Working data:
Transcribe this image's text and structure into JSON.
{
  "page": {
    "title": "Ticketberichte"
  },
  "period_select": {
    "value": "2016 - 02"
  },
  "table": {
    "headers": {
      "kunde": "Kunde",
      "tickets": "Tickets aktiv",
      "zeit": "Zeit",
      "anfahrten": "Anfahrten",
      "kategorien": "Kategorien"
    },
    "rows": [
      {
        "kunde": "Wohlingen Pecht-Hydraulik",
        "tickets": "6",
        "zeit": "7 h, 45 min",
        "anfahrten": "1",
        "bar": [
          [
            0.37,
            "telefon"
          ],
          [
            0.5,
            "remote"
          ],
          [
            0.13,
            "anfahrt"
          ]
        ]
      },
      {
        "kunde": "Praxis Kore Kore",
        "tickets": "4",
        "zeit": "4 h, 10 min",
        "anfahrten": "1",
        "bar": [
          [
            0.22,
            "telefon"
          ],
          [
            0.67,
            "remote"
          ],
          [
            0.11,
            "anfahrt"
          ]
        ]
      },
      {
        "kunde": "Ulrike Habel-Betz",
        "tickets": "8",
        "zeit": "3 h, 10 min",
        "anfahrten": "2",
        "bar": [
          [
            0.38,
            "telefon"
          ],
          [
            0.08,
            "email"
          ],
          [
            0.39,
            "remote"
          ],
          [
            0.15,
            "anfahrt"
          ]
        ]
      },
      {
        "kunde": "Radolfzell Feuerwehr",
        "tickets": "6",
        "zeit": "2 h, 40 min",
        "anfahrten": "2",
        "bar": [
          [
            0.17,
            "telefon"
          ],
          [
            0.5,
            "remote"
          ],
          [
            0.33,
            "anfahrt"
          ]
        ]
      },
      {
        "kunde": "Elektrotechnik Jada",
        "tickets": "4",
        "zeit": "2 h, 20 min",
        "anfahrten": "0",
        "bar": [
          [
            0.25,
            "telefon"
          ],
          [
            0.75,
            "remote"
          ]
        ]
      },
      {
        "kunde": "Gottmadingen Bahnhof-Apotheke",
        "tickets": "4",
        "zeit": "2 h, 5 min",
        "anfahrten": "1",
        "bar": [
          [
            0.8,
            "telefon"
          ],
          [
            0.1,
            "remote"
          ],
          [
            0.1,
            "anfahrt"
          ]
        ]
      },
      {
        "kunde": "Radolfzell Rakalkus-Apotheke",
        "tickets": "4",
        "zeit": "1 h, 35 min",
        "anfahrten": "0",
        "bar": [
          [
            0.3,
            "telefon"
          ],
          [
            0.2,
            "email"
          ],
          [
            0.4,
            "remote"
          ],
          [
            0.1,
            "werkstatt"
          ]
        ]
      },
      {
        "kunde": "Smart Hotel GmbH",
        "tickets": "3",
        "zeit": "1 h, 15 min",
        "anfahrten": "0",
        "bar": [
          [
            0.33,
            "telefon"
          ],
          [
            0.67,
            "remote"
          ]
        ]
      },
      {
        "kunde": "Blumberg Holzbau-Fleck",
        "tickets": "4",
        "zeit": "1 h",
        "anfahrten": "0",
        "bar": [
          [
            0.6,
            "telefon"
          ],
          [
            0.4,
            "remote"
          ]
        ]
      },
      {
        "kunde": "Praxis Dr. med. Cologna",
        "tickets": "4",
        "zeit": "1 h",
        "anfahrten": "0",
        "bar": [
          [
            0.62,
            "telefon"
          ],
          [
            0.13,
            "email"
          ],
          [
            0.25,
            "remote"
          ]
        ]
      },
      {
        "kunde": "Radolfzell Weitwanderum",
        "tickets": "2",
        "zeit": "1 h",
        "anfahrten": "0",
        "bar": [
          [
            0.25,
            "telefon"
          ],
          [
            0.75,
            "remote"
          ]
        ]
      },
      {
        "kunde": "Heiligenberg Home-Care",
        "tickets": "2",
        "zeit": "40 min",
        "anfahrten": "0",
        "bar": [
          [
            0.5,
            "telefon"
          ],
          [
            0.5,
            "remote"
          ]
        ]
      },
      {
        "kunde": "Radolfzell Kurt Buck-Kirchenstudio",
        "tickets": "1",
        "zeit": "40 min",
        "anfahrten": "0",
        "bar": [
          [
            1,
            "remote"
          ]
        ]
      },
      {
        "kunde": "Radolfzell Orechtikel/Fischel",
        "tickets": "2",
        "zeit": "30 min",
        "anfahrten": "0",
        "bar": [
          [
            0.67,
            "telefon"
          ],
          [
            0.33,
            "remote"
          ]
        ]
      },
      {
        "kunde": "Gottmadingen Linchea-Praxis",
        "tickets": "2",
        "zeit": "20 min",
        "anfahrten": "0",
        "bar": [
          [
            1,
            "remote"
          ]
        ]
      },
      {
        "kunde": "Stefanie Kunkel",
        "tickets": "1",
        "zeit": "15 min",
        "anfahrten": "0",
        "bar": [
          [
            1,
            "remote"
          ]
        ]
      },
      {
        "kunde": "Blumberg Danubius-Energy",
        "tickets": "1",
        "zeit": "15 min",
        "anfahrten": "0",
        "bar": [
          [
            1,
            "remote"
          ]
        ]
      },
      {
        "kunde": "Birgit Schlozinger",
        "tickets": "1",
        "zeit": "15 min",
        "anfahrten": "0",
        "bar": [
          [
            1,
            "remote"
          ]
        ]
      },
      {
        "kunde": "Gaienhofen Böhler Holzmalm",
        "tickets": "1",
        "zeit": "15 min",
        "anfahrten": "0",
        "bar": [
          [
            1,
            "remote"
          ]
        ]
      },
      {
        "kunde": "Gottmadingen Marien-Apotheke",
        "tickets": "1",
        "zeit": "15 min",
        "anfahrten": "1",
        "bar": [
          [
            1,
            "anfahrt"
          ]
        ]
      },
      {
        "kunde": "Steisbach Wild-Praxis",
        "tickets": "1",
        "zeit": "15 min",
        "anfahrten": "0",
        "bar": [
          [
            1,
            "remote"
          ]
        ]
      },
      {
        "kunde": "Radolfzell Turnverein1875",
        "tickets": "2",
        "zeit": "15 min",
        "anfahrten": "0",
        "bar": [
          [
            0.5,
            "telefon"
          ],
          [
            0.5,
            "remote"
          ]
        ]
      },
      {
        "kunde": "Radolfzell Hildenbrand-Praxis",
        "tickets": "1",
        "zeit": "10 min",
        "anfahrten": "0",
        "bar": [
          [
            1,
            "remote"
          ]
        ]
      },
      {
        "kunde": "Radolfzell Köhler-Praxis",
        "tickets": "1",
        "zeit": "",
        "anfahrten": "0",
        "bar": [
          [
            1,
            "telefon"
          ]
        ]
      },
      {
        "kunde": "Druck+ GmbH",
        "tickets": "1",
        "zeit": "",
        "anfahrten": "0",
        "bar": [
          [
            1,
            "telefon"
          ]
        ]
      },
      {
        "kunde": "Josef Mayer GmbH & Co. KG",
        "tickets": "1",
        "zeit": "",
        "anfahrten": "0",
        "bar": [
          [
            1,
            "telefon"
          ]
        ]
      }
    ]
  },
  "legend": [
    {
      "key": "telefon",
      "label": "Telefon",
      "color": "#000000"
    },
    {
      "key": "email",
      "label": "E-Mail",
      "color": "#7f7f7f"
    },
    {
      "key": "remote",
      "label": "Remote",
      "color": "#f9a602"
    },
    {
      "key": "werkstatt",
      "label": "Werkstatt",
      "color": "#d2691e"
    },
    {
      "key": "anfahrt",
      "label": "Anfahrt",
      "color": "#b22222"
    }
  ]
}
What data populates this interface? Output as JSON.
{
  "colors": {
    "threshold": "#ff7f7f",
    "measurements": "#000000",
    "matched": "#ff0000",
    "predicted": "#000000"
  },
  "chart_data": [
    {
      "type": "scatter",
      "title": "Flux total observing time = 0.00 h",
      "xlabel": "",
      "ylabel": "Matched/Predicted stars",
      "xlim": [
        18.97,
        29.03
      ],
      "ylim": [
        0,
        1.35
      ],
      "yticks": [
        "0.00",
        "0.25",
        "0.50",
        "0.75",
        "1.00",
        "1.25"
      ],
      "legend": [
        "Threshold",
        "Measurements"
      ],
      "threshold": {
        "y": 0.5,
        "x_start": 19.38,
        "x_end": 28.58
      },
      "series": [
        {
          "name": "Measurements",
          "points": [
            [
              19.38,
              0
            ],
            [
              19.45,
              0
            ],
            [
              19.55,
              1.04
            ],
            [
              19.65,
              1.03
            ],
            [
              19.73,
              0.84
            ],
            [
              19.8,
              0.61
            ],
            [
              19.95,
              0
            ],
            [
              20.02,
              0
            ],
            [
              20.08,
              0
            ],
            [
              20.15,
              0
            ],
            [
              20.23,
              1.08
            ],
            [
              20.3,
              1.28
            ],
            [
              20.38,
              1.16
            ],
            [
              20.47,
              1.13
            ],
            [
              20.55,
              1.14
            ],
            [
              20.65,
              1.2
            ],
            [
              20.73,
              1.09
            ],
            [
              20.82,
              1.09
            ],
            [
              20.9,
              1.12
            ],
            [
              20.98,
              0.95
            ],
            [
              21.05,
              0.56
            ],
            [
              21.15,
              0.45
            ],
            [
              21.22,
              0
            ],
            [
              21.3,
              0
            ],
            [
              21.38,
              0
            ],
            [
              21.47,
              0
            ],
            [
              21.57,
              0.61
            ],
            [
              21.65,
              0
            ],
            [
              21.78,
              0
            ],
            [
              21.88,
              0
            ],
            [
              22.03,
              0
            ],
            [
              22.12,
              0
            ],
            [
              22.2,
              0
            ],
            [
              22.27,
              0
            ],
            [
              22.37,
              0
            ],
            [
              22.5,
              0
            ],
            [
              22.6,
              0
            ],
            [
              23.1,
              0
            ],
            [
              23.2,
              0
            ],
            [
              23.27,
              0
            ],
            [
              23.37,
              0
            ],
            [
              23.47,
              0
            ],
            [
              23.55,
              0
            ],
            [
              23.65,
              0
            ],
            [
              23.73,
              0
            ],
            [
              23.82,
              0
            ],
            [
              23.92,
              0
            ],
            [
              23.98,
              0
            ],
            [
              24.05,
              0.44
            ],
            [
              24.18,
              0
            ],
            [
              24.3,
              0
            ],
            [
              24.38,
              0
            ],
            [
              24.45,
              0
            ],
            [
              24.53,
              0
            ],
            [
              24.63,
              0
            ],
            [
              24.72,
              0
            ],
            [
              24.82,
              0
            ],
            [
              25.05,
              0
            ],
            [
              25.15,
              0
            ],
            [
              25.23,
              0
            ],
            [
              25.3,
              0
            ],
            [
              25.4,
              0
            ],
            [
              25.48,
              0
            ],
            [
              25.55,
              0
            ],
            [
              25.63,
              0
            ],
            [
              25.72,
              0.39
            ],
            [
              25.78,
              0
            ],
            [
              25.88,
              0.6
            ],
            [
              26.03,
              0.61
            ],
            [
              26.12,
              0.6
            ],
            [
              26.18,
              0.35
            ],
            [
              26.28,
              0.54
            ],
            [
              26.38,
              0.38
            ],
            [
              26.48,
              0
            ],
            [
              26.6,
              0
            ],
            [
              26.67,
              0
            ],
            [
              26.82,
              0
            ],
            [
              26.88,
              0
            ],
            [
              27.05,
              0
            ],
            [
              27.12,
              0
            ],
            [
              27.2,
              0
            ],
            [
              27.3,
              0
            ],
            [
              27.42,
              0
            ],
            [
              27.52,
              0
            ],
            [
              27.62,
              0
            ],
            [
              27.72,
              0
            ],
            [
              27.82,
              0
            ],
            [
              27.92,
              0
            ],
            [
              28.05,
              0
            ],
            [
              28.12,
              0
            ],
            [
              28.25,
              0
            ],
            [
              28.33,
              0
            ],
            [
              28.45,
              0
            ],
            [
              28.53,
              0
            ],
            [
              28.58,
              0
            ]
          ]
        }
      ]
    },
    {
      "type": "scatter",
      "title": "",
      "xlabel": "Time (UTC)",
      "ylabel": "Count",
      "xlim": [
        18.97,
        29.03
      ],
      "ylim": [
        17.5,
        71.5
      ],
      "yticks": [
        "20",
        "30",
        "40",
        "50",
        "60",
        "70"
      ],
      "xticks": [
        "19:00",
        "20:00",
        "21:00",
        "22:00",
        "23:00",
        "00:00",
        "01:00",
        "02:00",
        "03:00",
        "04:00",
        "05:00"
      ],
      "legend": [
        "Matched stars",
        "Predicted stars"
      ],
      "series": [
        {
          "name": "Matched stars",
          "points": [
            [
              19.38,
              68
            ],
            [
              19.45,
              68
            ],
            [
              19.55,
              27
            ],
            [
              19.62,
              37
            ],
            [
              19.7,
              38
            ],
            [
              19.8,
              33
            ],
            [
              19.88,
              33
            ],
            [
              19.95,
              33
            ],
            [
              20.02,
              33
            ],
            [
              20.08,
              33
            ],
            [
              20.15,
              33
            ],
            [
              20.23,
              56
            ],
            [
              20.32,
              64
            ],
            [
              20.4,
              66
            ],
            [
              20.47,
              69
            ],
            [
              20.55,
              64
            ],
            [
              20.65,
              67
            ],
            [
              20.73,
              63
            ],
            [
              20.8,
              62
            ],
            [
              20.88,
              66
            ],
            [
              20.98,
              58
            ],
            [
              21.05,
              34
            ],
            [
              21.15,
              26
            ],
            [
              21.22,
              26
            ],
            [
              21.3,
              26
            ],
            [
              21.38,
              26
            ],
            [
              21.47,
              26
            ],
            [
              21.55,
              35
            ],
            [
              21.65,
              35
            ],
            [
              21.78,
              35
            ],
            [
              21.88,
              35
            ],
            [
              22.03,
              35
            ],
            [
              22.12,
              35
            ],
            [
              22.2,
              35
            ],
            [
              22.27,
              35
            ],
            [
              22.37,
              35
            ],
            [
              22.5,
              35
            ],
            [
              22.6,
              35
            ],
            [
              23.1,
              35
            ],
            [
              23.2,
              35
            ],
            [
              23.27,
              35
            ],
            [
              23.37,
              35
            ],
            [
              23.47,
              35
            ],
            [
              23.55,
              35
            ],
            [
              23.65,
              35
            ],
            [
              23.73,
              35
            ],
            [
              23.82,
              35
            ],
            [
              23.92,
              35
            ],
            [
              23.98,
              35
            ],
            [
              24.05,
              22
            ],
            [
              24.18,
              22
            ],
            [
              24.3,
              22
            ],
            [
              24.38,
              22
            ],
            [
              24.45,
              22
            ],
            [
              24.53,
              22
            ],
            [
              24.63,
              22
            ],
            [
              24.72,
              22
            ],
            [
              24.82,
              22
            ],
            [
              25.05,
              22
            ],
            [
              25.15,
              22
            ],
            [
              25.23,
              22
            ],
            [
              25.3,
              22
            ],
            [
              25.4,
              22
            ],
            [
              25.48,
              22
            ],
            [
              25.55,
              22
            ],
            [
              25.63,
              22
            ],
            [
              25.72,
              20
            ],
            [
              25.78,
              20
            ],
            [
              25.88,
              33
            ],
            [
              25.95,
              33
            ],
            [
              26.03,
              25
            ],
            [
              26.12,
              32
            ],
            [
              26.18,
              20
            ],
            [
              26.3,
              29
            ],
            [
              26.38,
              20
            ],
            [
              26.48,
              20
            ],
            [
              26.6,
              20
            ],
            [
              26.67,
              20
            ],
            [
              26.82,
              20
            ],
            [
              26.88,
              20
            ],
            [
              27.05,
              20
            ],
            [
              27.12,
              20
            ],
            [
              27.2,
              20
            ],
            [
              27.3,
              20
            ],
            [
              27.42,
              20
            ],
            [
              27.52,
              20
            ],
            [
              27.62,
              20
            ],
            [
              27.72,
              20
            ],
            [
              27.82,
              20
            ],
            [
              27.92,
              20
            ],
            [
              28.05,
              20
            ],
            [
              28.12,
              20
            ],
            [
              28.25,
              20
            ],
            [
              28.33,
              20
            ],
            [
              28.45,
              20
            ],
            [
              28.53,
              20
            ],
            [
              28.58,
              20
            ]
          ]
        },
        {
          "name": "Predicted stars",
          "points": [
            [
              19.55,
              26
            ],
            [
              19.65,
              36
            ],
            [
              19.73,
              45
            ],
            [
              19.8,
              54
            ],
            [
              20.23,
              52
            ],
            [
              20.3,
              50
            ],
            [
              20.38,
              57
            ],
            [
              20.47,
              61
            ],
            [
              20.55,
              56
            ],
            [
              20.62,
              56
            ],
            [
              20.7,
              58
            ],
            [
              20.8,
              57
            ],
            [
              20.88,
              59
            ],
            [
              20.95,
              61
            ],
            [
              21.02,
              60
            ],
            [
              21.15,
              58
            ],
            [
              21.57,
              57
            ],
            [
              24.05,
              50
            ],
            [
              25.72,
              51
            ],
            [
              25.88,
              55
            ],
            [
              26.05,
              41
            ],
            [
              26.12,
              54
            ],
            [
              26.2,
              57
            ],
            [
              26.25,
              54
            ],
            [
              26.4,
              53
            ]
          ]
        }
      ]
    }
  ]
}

Your objective:
Gather each line in these records that contains the string "Apotheke".

The solution:
        "kunde": "Gottmadingen Bahnhof-Apotheke",
        "kunde": "Radolfzell Rakalkus-Apotheke",
        "kunde": "Gottmadingen Marien-Apotheke",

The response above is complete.